→ **Data records**
----------
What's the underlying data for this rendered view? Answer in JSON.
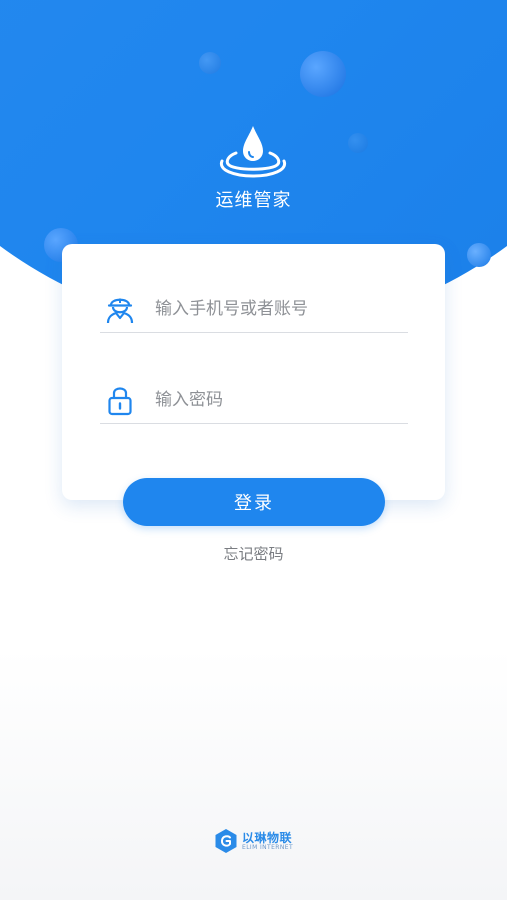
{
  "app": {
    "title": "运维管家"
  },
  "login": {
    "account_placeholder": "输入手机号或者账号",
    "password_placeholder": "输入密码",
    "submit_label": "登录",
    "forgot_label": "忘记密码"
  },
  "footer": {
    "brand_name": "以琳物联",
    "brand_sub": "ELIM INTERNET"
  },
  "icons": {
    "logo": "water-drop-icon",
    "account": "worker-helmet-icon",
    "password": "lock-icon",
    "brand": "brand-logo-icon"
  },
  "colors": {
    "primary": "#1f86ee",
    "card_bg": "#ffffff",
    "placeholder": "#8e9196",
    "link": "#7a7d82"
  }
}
----------
→ **Written problem**
Copy each line in full and exactly, omitting any picture.

→ **The answer**
What's the underlying data for this rendered view? Answer in JSON.
{
  "app": {
    "title": "运维管家"
  },
  "login": {
    "account_placeholder": "输入手机号或者账号",
    "password_placeholder": "输入密码",
    "submit_label": "登录",
    "forgot_label": "忘记密码"
  },
  "footer": {
    "brand_name": "以琳物联",
    "brand_sub": "ELIM INTERNET"
  },
  "icons": {
    "logo": "water-drop-icon",
    "account": "worker-helmet-icon",
    "password": "lock-icon",
    "brand": "brand-logo-icon"
  },
  "colors": {
    "primary": "#1f86ee",
    "card_bg": "#ffffff",
    "placeholder": "#8e9196",
    "link": "#7a7d82"
  }
}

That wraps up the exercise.